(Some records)
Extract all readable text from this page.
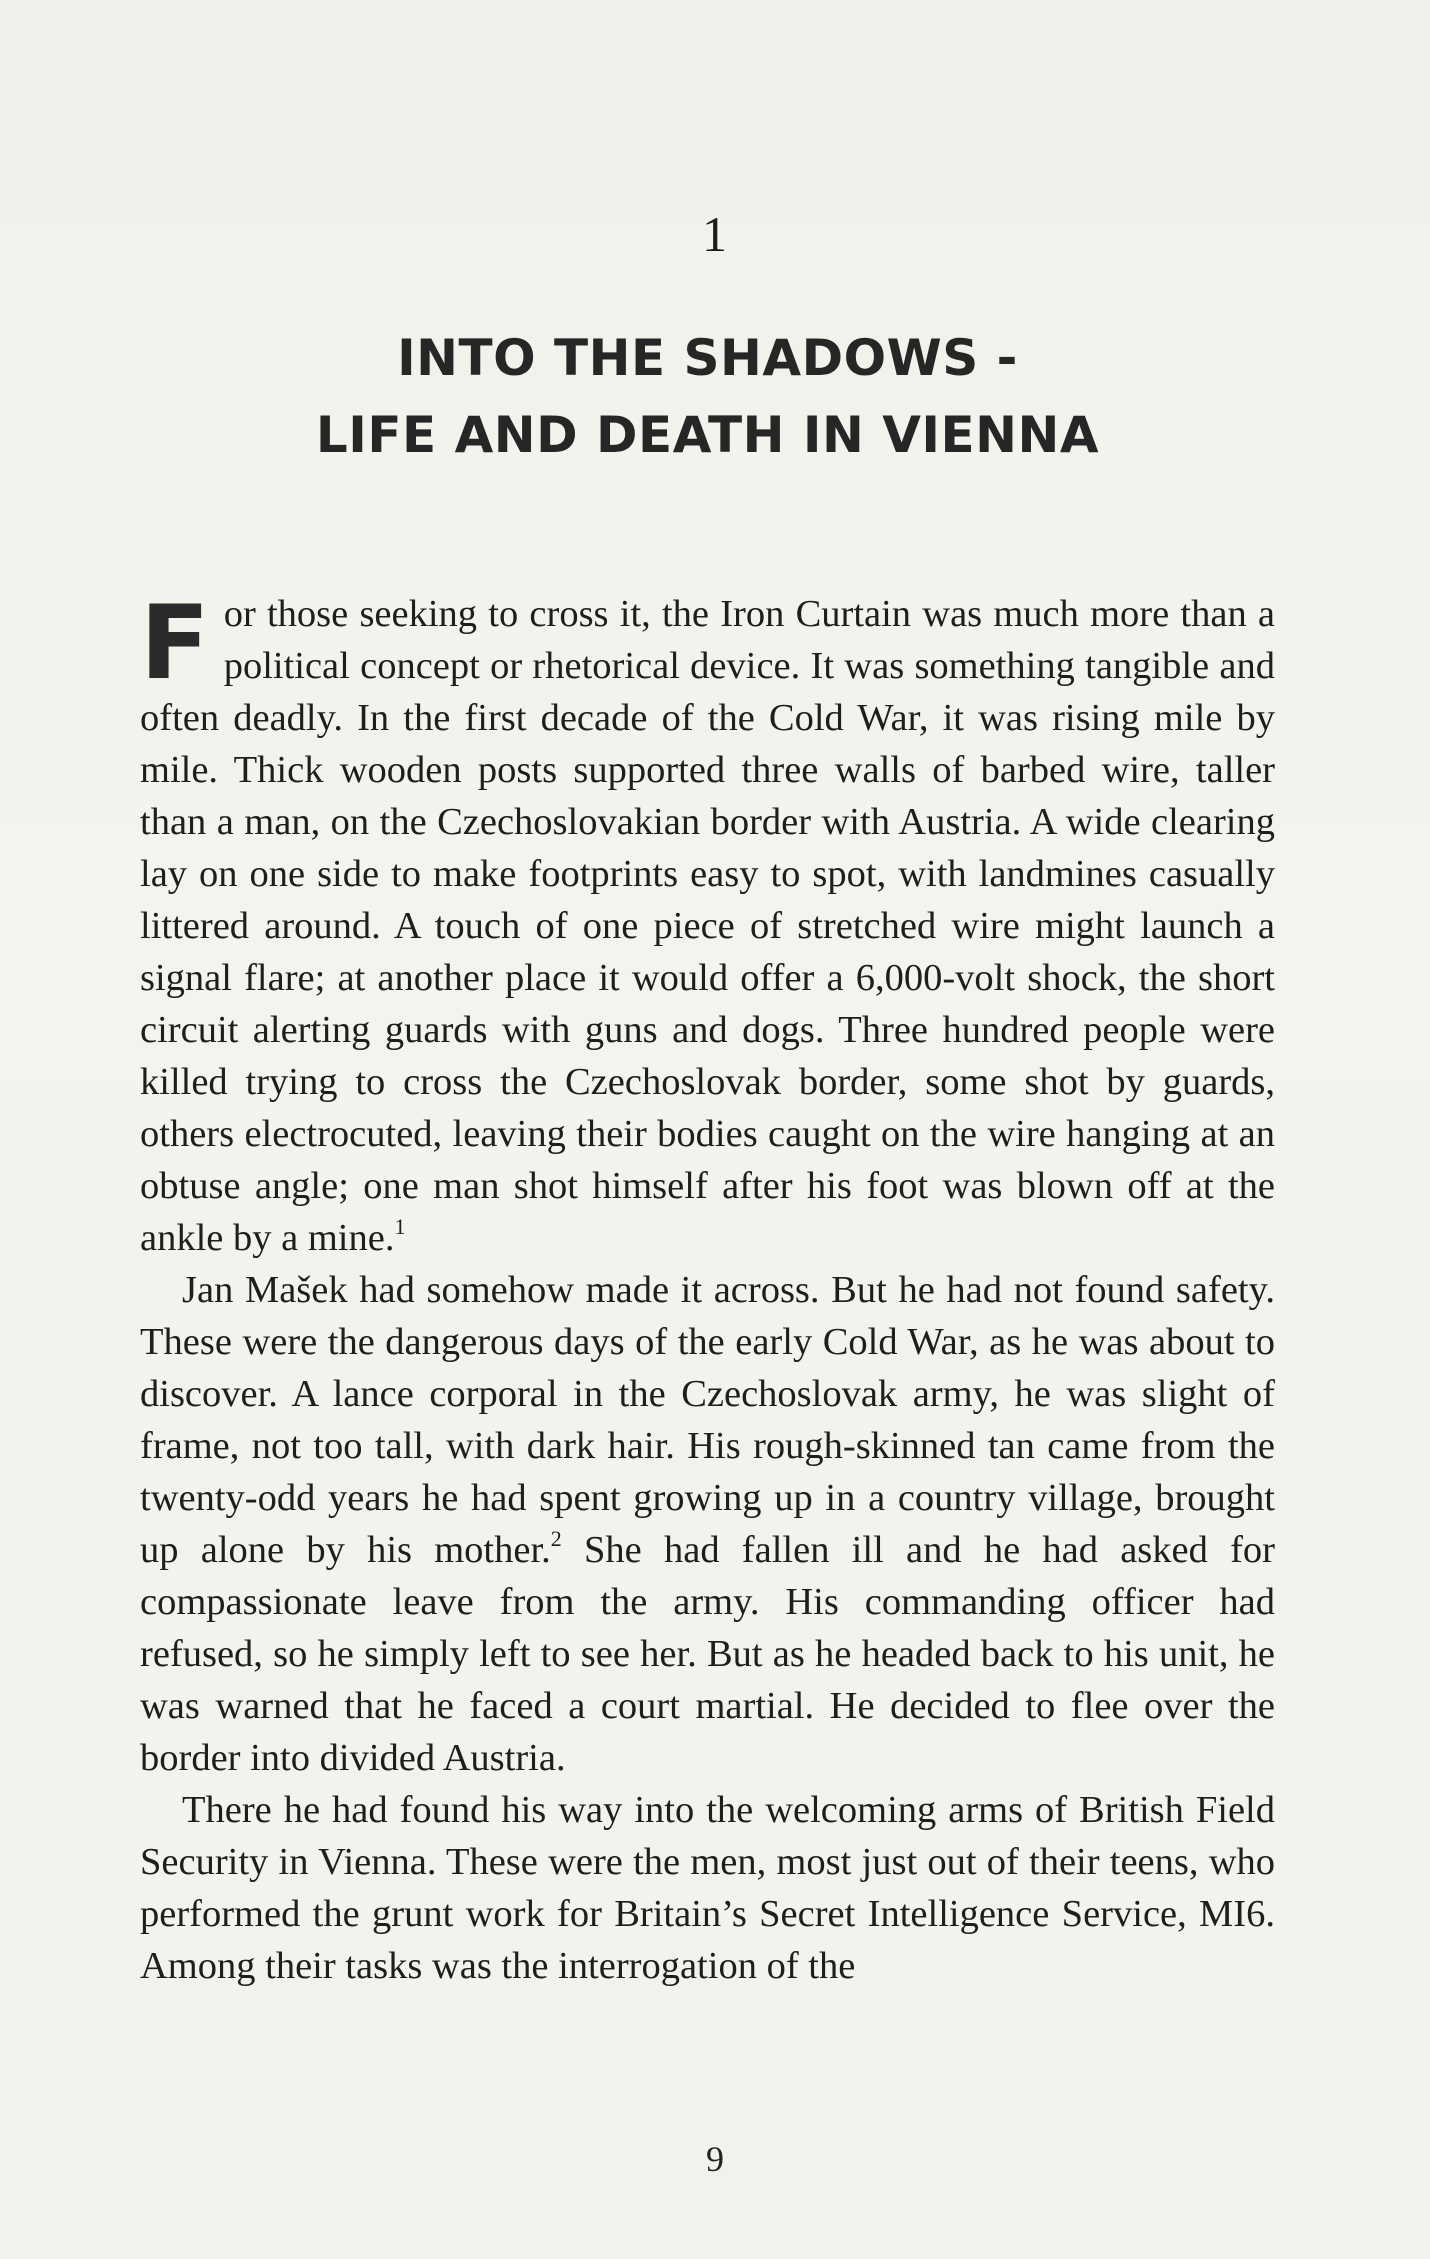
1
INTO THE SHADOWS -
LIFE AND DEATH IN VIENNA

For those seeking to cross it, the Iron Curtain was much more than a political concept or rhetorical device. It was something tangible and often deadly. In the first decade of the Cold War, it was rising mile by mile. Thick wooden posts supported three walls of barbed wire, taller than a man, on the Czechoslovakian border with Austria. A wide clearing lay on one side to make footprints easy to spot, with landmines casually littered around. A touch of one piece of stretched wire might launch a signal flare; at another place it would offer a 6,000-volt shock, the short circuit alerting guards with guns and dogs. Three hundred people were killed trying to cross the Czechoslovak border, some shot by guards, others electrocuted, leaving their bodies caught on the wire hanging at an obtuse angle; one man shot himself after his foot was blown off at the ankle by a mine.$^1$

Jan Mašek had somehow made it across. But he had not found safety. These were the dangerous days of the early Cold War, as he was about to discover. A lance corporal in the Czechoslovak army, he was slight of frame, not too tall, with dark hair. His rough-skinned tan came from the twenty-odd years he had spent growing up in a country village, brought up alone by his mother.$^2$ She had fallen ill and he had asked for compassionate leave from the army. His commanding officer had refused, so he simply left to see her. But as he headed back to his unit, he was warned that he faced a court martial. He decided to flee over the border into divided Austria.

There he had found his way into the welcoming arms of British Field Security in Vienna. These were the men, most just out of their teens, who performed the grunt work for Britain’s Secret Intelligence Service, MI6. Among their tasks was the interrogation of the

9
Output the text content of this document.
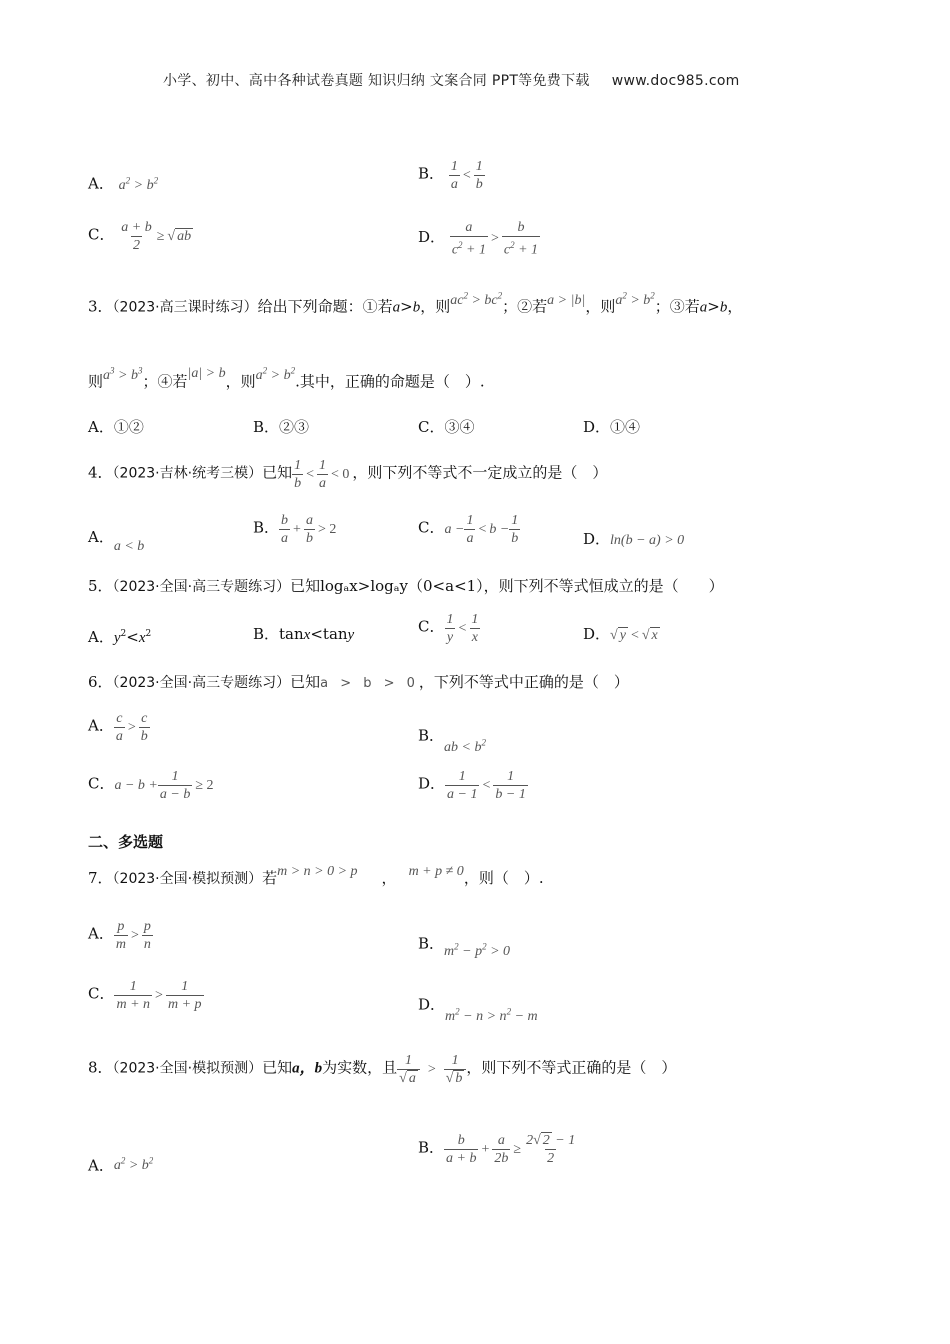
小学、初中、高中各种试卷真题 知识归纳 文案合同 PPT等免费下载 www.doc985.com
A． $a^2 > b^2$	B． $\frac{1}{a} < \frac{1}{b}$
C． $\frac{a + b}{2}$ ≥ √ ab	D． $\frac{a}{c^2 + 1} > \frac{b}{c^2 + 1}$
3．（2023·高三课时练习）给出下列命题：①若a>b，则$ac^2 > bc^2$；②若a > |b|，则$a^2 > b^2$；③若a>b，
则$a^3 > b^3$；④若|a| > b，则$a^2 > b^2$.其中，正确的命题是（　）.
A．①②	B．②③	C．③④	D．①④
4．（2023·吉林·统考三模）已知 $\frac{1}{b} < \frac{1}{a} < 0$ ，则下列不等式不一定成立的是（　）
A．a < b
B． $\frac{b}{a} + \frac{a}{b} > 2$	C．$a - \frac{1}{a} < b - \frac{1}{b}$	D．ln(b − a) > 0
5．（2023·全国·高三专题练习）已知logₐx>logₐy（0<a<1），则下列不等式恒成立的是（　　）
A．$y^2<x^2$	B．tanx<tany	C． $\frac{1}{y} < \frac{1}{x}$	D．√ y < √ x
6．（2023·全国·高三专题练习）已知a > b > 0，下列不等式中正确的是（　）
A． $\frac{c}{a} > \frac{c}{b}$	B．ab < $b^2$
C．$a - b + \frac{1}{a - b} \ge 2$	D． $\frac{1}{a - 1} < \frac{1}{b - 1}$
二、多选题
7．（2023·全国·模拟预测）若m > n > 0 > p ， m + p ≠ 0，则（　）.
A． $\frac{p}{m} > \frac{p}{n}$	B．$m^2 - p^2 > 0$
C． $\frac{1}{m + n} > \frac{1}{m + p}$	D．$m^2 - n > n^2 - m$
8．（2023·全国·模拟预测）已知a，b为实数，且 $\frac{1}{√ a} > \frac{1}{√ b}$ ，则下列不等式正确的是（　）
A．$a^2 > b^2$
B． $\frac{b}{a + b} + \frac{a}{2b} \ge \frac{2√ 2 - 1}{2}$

Exercise instructions
Give back each entry exactly as it appears, with no pictures.

Exercise response
Extract all readable text from this page.
1
INTO THE SHADOWS -
LIFE AND DEATH IN VIENNA

For those seeking to cross it, the Iron Curtain was much more than a political concept or rhetorical device. It was something tangible and often deadly. In the first decade of the Cold War, it was rising mile by mile. Thick wooden posts supported three walls of barbed wire, taller than a man, on the Czechoslovakian border with Austria. A wide clearing lay on one side to make footprints easy to spot, with landmines casually littered around. A touch of one piece of stretched wire might launch a signal flare; at another place it would offer a 6,000-volt shock, the short circuit alerting guards with guns and dogs. Three hundred people were killed trying to cross the Czechoslovak border, some shot by guards, others electrocuted, leaving their bodies caught on the wire hanging at an obtuse angle; one man shot himself after his foot was blown off at the ankle by a mine.$^1$

Jan Mašek had somehow made it across. But he had not found safety. These were the dangerous days of the early Cold War, as he was about to discover. A lance corporal in the Czechoslovak army, he was slight of frame, not too tall, with dark hair. His rough-skinned tan came from the twenty-odd years he had spent growing up in a country village, brought up alone by his mother.$^2$ She had fallen ill and he had asked for compassionate leave from the army. His commanding officer had refused, so he simply left to see her. But as he headed back to his unit, he was warned that he faced a court martial. He decided to flee over the border into divided Austria.

There he had found his way into the welcoming arms of British Field Security in Vienna. These were the men, most just out of their teens, who performed the grunt work for Britain’s Secret Intelligence Service, MI6. Among their tasks was the interrogation of the

9
Output the text content of this document.
小学、初中、高中各种试卷真题 知识归纳 文案合同 PPT等免费下载 www.doc985.com
A． $a^2 > b^2$	B． $\frac{1}{a} < \frac{1}{b}$
C． $\frac{a + b}{2}$ ≥ √ ab	D． $\frac{a}{c^2 + 1} > \frac{b}{c^2 + 1}$
3．（2023·高三课时练习）给出下列命题：①若a>b，则$ac^2 > bc^2$；②若a > |b|，则$a^2 > b^2$；③若a>b，
则$a^3 > b^3$；④若|a| > b，则$a^2 > b^2$.其中，正确的命题是（　）.
A．①②	B．②③	C．③④	D．①④
4．（2023·吉林·统考三模）已知 $\frac{1}{b} < \frac{1}{a} < 0$ ，则下列不等式不一定成立的是（　）
A．a < b
B． $\frac{b}{a} + \frac{a}{b} > 2$	C．$a - \frac{1}{a} < b - \frac{1}{b}$	D．ln(b − a) > 0
5．（2023·全国·高三专题练习）已知logₐx>logₐy（0<a<1），则下列不等式恒成立的是（　　）
A．$y^2<x^2$	B．tanx<tany	C． $\frac{1}{y} < \frac{1}{x}$	D．√ y < √ x
6．（2023·全国·高三专题练习）已知a > b > 0，下列不等式中正确的是（　）
A． $\frac{c}{a} > \frac{c}{b}$	B．ab < $b^2$
C．$a - b + \frac{1}{a - b} \ge 2$	D． $\frac{1}{a - 1} < \frac{1}{b - 1}$
二、多选题
7．（2023·全国·模拟预测）若m > n > 0 > p ， m + p ≠ 0，则（　）.
A． $\frac{p}{m} > \frac{p}{n}$	B．$m^2 - p^2 > 0$
C． $\frac{1}{m + n} > \frac{1}{m + p}$	D．$m^2 - n > n^2 - m$
8．（2023·全国·模拟预测）已知a，b为实数，且 $\frac{1}{√ a} > \frac{1}{√ b}$ ，则下列不等式正确的是（　）
A．$a^2 > b^2$
B． $\frac{b}{a + b} + \frac{a}{2b} \ge \frac{2√ 2 - 1}{2}$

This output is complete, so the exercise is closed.